-- SELECTED PASSAGE --
********
# Ashland KY Craigslist: Big Cabinet Humidor $250



## Rubix^3 (Nov 10, 2008)

Saw this on Craigslist from Ashland, KY, and had to pass it on to you folks here. Looks like a steal for $250. Wish I had the space and cash myself...
Anyone in the tri-state area jump on this!

Cigar Cabinet


----------



## gjcab09 (Jul 12, 2009)

That's really cool, makes me wish I'd winter in KY!


----------



## Trex (Jul 29, 2009)

gjcab09 said:


> That's really cool, makes me wish I'd winter in KY!


No, Kidding. Pretty Sweet! This would look awesome in my living room:smoke:


----------



## Hokie (Apr 11, 2008)

Trex said:


> No, Kidding. Pretty Sweet! This would look awesome in my living room:smoke:


wow! Not too far from me, either. I don't have a great place for it just yet. How hard would it be to store?


----------



## iRace559 (Aug 27, 2009)

That looks awesome! Anyone who pick's that up is getting one hell of a deal.


----------



## smelvis (Sep 7, 2009)

It would take me about 2 seconds to decide if it were in my town.


----------



## 96Brigadier (Oct 20, 2009)

Hokie said:


> wow! Not too far from me, either. I don't have a great place for it just yet. How hard would it be to store?


Who cares, at that price go buy it!!


----------



## cp478 (Oct 23, 2008)

I don't have the cash! CRUD!!!!!!!!!!!!!!!!!!!


----------



## SMOKE20 (Apr 26, 2008)

Damn for 250 that is nice


----------



## Hokie (Apr 11, 2008)

I e-mailed the seller last night - but haven't heard anything yet. I think I can work it out if they would get back with me.


----------



## harley33 (Mar 27, 2009)

Hokie said:


> I e-mailed the seller last night - but haven't heard anything yet. I think I can work it out if they would get back with me.
********
-- ROWS --

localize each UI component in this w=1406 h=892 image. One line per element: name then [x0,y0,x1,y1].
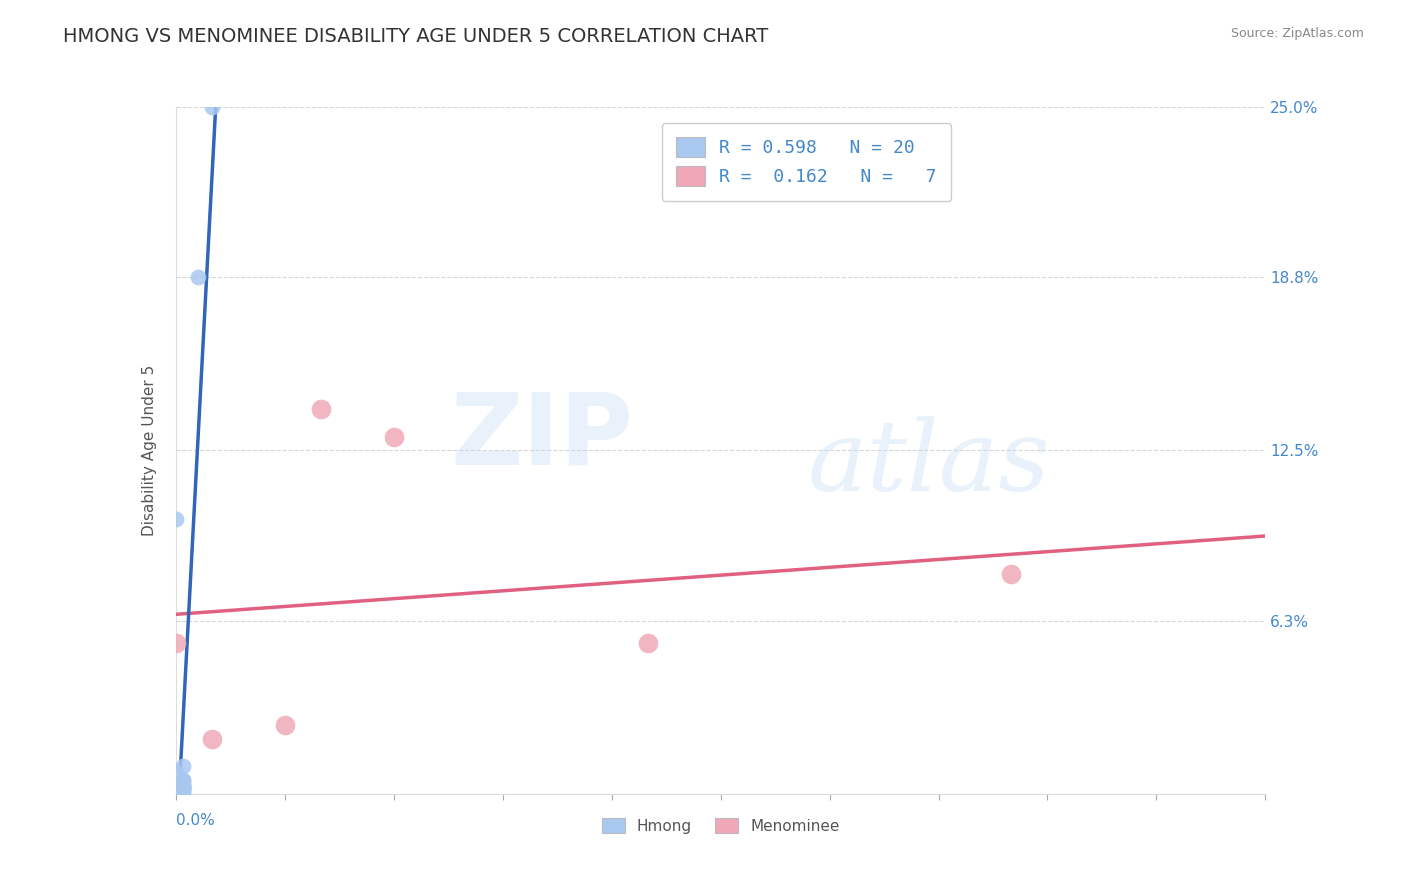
Point [1000,567,1022,582]
Point [172,776,194,790]
Point [172,784,194,798]
Point [274,718,297,732]
Point [172,773,194,788]
Text: 0.0%: 0.0% [176,814,215,828]
Point [309,402,332,417]
Point [172,781,194,796]
Point [172,779,194,793]
Point [172,781,194,796]
Y-axis label: Disability Age Under 5: Disability Age Under 5 [142,365,157,536]
Point [201,731,224,746]
Point [172,773,194,788]
Text: HMONG VS MENOMINEE DISABILITY AGE UNDER 5 CORRELATION CHART: HMONG VS MENOMINEE DISABILITY AGE UNDER … [63,27,769,45]
Point [165,787,187,801]
Point [172,759,194,773]
Text: atlas: atlas [807,417,1050,512]
Legend: Hmong, Menominee: Hmong, Menominee [595,810,846,841]
Text: Source: ZipAtlas.com: Source: ZipAtlas.com [1230,27,1364,40]
Point [186,270,209,285]
Point [382,430,405,444]
Point [172,779,194,793]
Point [165,764,187,779]
Point [172,787,194,801]
Point [165,636,187,650]
Point [172,781,194,796]
Point [637,636,659,650]
Point [172,779,194,793]
Point [165,784,187,798]
Point [172,784,194,798]
Point [165,512,187,526]
Point [201,100,224,114]
Point [165,787,187,801]
Text: ZIP: ZIP [450,388,633,485]
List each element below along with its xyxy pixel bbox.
********
-- SET OF TASKS --
1. List every username whose post is quoted by another poster in the humidor thread, giving each name once.
2. Transcribe the humidor thread from "## 96Brigadier (Oct" up to and including "go buy it!!".

-- SOLUTIONS TO THE TASKS --
1.
gjcab09
Trex
Hokie

2.
## 96Brigadier (Oct 20, 2009)

Hokie said:


> wow! Not too far from me, either. I don't have a great place for it just yet. How hard would it be to store?


Who cares, at that price go buy it!!